Copy every line of the following data that includes the string "oxidant".

* Data supplied
## start
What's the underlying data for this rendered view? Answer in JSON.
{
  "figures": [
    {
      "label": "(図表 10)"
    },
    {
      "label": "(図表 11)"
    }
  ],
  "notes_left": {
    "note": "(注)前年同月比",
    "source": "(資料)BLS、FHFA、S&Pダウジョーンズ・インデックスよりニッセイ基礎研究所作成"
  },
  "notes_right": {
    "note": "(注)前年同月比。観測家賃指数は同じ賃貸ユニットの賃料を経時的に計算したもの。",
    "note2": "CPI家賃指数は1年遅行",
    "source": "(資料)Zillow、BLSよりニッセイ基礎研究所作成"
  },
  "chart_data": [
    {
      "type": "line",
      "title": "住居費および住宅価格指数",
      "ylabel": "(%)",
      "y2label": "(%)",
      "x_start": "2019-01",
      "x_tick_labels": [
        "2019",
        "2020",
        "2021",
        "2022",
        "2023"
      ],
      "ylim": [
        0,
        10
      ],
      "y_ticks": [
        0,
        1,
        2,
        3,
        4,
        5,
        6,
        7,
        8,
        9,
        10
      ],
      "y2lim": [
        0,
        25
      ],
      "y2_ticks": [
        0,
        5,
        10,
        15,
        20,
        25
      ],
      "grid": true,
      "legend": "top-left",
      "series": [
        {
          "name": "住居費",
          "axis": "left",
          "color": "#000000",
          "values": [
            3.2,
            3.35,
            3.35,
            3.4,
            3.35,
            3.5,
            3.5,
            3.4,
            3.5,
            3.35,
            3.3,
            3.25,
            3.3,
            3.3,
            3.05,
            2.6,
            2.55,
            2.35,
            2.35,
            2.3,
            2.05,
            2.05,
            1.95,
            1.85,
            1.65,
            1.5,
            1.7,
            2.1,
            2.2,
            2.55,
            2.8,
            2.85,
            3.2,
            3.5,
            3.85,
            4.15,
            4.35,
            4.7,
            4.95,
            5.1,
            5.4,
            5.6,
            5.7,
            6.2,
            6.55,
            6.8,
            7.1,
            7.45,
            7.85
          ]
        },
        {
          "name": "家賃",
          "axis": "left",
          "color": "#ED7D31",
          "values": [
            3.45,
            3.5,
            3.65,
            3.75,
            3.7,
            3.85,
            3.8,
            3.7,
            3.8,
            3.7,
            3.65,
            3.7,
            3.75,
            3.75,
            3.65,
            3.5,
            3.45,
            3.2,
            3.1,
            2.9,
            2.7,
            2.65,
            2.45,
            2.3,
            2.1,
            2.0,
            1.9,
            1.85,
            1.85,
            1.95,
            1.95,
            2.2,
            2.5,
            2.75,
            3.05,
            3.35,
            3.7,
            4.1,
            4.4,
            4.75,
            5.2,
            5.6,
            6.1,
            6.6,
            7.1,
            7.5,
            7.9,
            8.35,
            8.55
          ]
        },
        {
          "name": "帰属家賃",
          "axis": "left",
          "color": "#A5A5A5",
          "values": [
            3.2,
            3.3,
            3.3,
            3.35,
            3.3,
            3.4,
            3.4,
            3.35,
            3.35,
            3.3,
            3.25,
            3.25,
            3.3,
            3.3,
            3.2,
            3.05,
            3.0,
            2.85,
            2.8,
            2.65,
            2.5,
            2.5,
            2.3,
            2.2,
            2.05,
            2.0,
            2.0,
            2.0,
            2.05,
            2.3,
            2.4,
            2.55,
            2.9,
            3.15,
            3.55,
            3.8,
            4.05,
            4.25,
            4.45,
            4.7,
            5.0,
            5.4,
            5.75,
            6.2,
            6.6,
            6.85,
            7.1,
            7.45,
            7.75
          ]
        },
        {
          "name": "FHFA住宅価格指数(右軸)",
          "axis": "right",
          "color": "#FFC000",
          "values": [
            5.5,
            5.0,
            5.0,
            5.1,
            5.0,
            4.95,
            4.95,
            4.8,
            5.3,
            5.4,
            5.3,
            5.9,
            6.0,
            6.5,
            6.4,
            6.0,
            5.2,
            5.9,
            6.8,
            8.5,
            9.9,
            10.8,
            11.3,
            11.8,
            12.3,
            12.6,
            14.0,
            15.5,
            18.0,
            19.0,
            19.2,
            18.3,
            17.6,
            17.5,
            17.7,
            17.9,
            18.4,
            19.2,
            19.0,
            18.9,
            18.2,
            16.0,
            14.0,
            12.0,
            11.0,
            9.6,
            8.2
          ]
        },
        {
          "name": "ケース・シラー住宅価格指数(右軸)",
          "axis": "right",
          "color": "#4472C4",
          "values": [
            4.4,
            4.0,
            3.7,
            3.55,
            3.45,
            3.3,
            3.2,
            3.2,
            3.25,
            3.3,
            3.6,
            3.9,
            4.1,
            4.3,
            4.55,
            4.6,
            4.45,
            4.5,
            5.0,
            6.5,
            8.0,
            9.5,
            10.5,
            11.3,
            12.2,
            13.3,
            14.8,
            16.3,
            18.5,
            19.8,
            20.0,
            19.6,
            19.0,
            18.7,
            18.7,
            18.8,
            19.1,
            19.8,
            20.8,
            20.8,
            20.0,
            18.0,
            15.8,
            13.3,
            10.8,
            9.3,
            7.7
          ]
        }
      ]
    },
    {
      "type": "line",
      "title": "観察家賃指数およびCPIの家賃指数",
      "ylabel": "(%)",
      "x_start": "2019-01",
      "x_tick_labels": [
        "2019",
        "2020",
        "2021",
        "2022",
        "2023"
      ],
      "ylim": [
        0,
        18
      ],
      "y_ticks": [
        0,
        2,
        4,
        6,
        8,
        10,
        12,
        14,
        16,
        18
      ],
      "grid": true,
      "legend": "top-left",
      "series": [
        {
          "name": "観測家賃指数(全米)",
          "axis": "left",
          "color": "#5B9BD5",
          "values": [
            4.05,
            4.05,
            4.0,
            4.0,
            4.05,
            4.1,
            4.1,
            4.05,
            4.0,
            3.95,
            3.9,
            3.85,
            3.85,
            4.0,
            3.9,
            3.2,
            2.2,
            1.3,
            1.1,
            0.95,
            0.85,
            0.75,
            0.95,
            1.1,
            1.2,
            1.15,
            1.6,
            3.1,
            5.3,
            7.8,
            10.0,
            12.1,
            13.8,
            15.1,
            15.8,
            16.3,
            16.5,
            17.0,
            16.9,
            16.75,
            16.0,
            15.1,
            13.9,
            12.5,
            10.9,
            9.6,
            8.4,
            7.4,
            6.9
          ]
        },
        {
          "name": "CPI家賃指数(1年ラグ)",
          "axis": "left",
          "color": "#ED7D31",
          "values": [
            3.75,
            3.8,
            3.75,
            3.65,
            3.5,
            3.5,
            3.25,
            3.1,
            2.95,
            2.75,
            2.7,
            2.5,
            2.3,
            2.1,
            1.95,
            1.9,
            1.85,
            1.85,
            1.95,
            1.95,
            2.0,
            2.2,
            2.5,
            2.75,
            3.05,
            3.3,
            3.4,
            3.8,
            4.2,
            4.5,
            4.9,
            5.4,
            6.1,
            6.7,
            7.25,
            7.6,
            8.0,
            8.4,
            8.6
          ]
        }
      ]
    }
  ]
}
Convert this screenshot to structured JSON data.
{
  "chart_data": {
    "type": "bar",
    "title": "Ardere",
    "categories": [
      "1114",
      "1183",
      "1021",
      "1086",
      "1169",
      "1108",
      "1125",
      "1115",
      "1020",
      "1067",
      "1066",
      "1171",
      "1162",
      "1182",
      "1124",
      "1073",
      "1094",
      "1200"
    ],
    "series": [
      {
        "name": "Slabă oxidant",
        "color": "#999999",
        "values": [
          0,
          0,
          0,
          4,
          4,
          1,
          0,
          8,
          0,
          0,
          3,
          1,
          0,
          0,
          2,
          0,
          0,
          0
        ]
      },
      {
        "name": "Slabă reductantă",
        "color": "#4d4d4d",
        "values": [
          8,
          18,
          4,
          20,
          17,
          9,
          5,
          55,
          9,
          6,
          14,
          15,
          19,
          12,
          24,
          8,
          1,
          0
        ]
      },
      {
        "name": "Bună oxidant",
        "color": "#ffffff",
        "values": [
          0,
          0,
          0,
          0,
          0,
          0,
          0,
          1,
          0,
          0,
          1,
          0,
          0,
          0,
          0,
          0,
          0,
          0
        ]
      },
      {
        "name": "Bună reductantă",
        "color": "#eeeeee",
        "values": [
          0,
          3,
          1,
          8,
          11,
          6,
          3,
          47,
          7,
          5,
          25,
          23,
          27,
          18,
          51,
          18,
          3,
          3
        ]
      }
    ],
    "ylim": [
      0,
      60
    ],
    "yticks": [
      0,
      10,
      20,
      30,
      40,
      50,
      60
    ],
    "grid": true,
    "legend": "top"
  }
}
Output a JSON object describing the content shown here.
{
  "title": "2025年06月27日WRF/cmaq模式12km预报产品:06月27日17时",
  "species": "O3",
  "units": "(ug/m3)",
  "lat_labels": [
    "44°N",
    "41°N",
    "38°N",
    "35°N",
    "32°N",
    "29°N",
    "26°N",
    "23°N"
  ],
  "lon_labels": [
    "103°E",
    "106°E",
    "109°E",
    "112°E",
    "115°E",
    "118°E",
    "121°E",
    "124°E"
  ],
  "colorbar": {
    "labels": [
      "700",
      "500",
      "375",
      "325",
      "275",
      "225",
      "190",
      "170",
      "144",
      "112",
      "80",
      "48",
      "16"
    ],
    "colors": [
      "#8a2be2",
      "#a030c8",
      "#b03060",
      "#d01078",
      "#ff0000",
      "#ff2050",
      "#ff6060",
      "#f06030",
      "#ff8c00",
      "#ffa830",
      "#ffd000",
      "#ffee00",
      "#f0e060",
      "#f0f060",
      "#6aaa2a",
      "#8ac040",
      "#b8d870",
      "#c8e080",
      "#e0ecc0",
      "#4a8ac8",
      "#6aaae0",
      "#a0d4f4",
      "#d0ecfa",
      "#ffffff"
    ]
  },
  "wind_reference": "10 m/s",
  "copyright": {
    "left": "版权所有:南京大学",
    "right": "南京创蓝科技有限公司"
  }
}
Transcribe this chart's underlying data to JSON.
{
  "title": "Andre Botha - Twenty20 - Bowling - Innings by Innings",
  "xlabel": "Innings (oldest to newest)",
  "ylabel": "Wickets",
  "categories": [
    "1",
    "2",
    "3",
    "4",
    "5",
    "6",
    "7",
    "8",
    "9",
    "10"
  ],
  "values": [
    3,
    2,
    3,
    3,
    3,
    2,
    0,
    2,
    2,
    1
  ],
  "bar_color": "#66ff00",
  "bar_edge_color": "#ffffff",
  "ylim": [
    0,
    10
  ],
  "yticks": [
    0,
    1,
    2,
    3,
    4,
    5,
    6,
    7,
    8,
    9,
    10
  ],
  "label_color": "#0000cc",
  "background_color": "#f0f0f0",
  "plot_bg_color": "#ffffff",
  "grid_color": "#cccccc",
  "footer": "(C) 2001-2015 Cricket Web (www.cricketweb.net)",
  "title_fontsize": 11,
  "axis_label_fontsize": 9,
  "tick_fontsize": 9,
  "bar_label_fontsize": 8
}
## end
* Response to the task
        "name": "Slabă oxidant",
        "name": "Bună oxidant",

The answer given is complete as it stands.